Source:
================================

Gal Ariely 2020
Are we witnessing the fall of nationalism to globalization? In his classic Nations and Nationalism Since 1780, Eric Hobsbawm argued that over the course of time nationalism would no longer be a vital political program and the world would become ‘largely supranational’ (1992, 191). Or do we take Anthony Smith’s conclusion in Nation and Nationalism in the Global Era (1995) that such predictions are too optimistic and that supranational identities will not replace national culture any time soon? Hobsbawm and Smith’s writings reflect the leading approach toward globalization, which was understood to be the dominant force in the post-Cold War years of the 1990s. The rise of nationalism across the world since the 1990s demonstrates that the belief in the triumph of globalization (and liberalism) was probably too optimistic; an increase in globalization processes does not imply the decline of nationalism across all the spheres – the relationship between nationalism and globalization is far more complex. This relationship is a key unresolved issue in the field and this overview looks to highlight some of its central aspects.
Part of the challenge of addressing the relationship between nationalism and globalization is the plurality of perspectives on how to define these concepts. Is globalization separate from the process of modernization (Guillén 2001)? What is the distinction between globalization and Westernization? There is no attempt here to offer any definitive definition of globalization; rather, this overview follows the functional definition of globalization as a process of ‘increasing cross-border flows of goods, services, money, people, information, and culture’ (Held et al. 1999, 16) that promotes international interconnectedness. According to this definition, globalization constitutes a puzzling process of contradictory effects on many aspects of politics and society due to its multifaceted nature. It should thus be understood as a process or a set of processes which do not follow linear logic or have equal impact on societies across the world.
The key aspect of this definition, however, is its emphasis on the crossing of borders – these can be different kinds of social and political borders. Any adopted definition of nationalism reflects its inherent tensions with globalization, as the key criteria for any such definition is the nation’s differentiation from other nations and its continuity over time. The nation is a collective identity rooted in past symbols, memories, and values, as well as a group that projects into the future. It links symbols, memories, and values to a specific territory while distinguishing itself from other nations (Guibernau 2001). Accordingly, it is clear that the nation requires some type of borders while globalization is the process challenging these borders. It is no wonder then that the dominant view in the field is that nationalism and globalization are an inherent contradiction.
Nationalism and Globalization as Contradictions
The influence of globalization on nationalism is subject to dispute (Calhoun 2007; Delanty & Kumar 2006; Guibernau 2001; Halikiopoulou & Vasilopoulou 2011; Holton 2011; Pryke 2009; Roudometof 2014; Smith 2007; Tønnesson 2004). Of the two dominant interpretations – one argues that globalization undermining nationalism while the other is more skeptical, arguing that globalization might, in fact, reinforce nationalism.

================================

Extracted data:
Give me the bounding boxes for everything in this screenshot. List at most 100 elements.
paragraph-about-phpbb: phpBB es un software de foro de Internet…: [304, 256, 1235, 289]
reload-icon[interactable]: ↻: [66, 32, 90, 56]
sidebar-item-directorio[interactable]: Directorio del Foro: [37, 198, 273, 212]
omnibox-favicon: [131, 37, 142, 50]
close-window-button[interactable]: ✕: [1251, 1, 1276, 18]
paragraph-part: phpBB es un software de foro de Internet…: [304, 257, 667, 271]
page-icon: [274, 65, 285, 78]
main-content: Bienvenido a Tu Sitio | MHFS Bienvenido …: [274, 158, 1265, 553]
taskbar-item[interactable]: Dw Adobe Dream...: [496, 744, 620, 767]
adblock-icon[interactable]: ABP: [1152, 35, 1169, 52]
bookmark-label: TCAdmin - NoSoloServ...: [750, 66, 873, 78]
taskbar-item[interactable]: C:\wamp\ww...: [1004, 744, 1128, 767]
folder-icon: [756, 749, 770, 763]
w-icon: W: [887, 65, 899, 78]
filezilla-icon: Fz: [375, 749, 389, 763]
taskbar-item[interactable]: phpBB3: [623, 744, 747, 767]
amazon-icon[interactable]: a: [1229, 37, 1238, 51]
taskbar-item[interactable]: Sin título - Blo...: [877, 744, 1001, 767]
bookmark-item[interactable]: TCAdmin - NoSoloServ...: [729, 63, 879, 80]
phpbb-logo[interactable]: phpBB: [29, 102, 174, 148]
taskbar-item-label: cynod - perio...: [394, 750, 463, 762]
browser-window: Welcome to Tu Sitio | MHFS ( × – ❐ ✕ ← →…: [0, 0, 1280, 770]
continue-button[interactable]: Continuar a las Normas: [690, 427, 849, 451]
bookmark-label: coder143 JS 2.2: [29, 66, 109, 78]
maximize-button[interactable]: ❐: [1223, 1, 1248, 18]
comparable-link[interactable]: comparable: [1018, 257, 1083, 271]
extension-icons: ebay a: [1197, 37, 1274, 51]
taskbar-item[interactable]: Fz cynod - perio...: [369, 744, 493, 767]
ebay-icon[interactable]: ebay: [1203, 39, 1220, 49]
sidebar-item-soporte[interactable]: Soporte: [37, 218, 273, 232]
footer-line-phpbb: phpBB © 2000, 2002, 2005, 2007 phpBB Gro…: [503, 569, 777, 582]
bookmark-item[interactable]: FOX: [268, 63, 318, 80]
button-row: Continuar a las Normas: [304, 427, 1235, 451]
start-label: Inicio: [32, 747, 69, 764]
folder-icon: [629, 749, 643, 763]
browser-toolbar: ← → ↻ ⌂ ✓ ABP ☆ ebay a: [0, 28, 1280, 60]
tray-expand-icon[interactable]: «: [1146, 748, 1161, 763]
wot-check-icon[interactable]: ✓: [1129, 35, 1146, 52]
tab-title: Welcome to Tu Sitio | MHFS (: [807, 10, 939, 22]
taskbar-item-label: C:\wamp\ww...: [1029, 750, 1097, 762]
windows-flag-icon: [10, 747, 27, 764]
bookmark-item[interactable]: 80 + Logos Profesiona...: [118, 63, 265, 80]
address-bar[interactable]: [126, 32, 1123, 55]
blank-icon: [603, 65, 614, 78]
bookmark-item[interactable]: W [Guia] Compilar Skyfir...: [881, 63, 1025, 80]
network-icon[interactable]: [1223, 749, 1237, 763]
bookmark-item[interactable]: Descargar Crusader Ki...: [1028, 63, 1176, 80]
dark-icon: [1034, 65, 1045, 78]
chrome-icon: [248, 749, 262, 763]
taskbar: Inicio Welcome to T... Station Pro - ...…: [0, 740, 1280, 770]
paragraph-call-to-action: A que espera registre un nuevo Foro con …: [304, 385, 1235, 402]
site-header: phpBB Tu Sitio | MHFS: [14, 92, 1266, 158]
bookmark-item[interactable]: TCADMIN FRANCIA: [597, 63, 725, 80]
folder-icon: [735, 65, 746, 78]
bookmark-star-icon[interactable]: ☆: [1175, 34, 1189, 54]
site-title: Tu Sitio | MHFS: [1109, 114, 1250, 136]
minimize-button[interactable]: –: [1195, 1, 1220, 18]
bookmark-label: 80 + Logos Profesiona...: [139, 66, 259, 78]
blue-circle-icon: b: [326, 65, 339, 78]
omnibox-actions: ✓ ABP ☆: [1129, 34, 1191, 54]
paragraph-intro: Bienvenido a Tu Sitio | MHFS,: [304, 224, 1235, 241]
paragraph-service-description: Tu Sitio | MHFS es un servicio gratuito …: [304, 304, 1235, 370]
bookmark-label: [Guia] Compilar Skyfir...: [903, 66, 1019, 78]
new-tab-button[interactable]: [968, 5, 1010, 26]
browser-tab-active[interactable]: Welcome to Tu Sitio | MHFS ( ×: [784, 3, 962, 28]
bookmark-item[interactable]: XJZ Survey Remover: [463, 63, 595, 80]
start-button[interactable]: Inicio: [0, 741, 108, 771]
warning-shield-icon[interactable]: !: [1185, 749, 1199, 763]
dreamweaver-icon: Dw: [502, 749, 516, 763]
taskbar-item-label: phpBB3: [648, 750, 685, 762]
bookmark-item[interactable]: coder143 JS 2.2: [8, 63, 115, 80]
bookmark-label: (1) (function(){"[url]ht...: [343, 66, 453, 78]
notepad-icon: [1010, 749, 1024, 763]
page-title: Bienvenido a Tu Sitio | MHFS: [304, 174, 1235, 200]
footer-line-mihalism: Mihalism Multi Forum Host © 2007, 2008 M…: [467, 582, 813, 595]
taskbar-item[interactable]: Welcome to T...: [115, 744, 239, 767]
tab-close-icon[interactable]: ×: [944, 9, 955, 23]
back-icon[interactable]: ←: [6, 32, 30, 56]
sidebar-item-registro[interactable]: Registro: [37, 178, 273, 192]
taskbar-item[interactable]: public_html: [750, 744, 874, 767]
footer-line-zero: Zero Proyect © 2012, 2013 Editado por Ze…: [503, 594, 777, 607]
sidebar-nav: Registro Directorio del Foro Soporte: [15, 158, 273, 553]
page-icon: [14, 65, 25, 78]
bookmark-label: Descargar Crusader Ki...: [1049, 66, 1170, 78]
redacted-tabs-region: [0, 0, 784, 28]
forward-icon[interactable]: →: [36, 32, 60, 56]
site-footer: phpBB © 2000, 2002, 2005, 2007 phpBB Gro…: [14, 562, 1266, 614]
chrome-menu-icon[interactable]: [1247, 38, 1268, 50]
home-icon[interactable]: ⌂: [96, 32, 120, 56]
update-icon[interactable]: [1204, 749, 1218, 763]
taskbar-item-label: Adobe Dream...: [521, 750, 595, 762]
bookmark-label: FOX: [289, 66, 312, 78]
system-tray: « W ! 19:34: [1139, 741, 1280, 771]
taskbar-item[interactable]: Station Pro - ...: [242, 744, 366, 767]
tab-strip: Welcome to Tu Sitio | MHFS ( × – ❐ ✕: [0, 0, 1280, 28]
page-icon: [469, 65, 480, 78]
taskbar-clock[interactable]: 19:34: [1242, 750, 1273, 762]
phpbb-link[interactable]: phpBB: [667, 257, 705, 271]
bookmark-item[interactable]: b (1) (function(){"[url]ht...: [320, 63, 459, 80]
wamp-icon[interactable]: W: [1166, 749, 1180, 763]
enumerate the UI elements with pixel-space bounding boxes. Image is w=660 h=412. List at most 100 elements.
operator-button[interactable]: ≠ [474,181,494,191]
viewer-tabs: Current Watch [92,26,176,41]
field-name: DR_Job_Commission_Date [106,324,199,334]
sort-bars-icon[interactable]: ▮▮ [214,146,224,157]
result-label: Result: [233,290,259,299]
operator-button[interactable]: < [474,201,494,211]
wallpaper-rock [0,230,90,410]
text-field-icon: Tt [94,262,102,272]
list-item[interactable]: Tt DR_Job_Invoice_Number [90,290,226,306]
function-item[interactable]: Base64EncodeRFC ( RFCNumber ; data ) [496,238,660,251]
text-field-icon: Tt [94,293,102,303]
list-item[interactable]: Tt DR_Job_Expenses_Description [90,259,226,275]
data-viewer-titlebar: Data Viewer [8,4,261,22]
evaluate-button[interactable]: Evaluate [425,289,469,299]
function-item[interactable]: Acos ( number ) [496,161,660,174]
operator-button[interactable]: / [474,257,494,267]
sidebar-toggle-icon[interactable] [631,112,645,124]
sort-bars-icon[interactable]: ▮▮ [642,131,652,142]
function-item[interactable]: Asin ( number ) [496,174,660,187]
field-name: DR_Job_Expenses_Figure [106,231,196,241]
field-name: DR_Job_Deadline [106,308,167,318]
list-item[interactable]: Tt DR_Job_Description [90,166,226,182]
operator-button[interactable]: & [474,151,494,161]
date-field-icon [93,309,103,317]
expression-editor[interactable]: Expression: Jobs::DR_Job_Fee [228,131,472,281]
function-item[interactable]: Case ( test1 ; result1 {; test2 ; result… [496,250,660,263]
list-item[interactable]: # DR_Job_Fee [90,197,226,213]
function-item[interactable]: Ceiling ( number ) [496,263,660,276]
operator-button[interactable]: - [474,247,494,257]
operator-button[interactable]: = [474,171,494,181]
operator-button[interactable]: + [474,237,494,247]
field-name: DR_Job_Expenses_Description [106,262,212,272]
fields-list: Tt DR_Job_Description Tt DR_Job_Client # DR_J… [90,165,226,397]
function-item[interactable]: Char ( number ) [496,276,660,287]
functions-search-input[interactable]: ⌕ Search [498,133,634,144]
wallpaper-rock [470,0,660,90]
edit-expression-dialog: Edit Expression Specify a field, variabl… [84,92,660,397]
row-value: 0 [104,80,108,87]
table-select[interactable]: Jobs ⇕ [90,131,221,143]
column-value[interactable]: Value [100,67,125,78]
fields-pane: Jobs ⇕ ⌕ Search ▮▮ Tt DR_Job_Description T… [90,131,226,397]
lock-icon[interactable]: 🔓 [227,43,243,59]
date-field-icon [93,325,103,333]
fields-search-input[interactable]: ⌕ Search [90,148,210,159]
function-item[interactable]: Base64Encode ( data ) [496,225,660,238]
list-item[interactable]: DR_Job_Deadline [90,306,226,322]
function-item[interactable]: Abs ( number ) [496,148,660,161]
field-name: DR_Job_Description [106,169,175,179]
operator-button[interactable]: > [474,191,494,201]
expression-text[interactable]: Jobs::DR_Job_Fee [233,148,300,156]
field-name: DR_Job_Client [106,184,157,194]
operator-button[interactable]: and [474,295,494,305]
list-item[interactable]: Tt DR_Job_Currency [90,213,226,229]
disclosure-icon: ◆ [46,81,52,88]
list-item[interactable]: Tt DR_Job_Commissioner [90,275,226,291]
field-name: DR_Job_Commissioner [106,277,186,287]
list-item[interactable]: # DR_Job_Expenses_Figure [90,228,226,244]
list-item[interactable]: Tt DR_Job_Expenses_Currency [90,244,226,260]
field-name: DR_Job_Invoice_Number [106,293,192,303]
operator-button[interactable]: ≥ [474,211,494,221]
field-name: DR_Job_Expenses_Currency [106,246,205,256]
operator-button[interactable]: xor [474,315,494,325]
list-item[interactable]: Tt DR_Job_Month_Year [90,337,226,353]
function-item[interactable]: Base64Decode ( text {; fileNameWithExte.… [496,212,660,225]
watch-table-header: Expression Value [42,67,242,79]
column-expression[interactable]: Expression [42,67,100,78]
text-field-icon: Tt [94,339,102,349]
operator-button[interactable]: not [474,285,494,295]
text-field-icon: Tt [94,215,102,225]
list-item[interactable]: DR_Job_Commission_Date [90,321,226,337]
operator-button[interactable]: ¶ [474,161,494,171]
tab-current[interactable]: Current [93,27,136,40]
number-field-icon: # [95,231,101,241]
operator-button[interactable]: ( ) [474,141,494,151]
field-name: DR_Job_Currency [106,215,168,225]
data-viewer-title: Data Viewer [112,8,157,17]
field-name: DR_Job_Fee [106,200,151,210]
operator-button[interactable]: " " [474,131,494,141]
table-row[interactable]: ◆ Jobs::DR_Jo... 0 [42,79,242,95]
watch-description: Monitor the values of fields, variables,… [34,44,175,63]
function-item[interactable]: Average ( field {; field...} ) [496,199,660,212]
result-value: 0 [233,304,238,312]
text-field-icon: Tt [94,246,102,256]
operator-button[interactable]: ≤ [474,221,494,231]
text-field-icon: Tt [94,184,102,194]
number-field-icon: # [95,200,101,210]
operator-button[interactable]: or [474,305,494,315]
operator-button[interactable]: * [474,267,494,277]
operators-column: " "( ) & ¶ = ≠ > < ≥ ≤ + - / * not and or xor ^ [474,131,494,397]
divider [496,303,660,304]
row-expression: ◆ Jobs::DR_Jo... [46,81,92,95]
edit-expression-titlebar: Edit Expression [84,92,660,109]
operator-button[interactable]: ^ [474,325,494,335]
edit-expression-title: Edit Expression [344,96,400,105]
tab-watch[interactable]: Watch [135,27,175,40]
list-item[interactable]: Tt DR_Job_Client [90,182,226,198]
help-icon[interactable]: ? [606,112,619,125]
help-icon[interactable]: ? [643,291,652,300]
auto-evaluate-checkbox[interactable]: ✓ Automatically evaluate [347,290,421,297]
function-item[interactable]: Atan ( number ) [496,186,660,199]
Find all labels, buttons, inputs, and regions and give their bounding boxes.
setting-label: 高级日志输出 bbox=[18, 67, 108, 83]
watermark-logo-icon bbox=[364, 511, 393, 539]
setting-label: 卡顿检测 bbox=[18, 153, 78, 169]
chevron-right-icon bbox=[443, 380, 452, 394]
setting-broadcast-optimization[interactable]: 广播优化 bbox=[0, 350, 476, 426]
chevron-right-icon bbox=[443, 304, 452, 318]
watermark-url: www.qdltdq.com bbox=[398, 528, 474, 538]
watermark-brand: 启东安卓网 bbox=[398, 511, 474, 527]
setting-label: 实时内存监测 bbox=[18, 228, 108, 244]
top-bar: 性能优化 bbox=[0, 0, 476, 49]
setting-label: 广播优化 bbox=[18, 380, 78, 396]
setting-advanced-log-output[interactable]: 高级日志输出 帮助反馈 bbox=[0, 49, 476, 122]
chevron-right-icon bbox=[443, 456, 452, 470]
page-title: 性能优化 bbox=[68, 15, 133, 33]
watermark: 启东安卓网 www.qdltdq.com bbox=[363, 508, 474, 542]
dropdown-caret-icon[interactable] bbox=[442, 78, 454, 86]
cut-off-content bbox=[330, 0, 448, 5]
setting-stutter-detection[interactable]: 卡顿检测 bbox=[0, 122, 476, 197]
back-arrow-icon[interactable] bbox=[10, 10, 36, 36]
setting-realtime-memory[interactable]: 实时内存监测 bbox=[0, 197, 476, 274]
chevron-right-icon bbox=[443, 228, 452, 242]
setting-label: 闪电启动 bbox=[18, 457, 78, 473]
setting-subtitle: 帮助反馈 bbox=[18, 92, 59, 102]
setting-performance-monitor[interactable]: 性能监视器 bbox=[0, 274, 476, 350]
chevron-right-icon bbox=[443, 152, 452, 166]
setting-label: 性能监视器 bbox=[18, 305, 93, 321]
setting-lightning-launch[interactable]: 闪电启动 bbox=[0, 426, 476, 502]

================================

Requirements:
1. In the overview of nationalism and globalization, translate this sentence into Spanish: "The nation is a collective identity rooted in past symbols, memories, and values, as well as a group that projects into the future."
2. Carry the overview of nationalism and globalization forward from its last sentence.

Exercise answers:
1. La nación es una identidad colectiva arraigada en símbolos, recuerdos y valores del pasado, así como un grupo que se proyecta hacia el futuro.

2.
Globalization undermines national identity due to the fact that the cross-border flow of information makes it harder for any single national identity to retain its unique significance and distinguish itself from other national identities. In the global village, the ability to produce and maintain a homogenous national identity is challenged as people become global consumers of goods and information; in a wired world, the government no longer has the exclusive capacity to exert cultural control over its citizens and territory (e.g. Barber 2003; Guibernau 2001; Calhoun 2007). The effects of globalization on nationalism are not only in the sphere of culture and identity but also in politics and the economy. The increased participation in international organizations and supranational bodies undermine the function of the nation state. Similarly, the increased relevance of international trade and economic interdependencies challenge the functions of the nation state in allocating resources. These processes therefore reduce the nationalist orientations of citizens.
Although the impact of globalization has long been a subject of study in general, theorists of nationalism have only recently begun to investigate its impact (Delanty & Kumar 2006). The customary distinction between modernist and primordial theories of nationalism is also reflected in their conflicting interpretations of the influence of globalization on national identity (Kaldor 2004; Tønnesson 2004). The modernist approach posits that nationalism is the product of a specific historical period – modernity – rather than constituting a permanent feature of human society. Consequently, the transformation of social, economic, and political aspects of modern society under globalization changes the meaning of nationalism as an instrument of mass identification and mobilization. Hobsbawm (1992) argued that nationalism had become less important and predicted that, over the course of time, it would no longer be a vital political program. Fifteen years later, he reached the same conclusion, claiming that the emergence of national movements and national claims since the 1990s had not undermined his contention that nationalism’s role as the main force shaping politics was decreasing (Hobsbawm 2007).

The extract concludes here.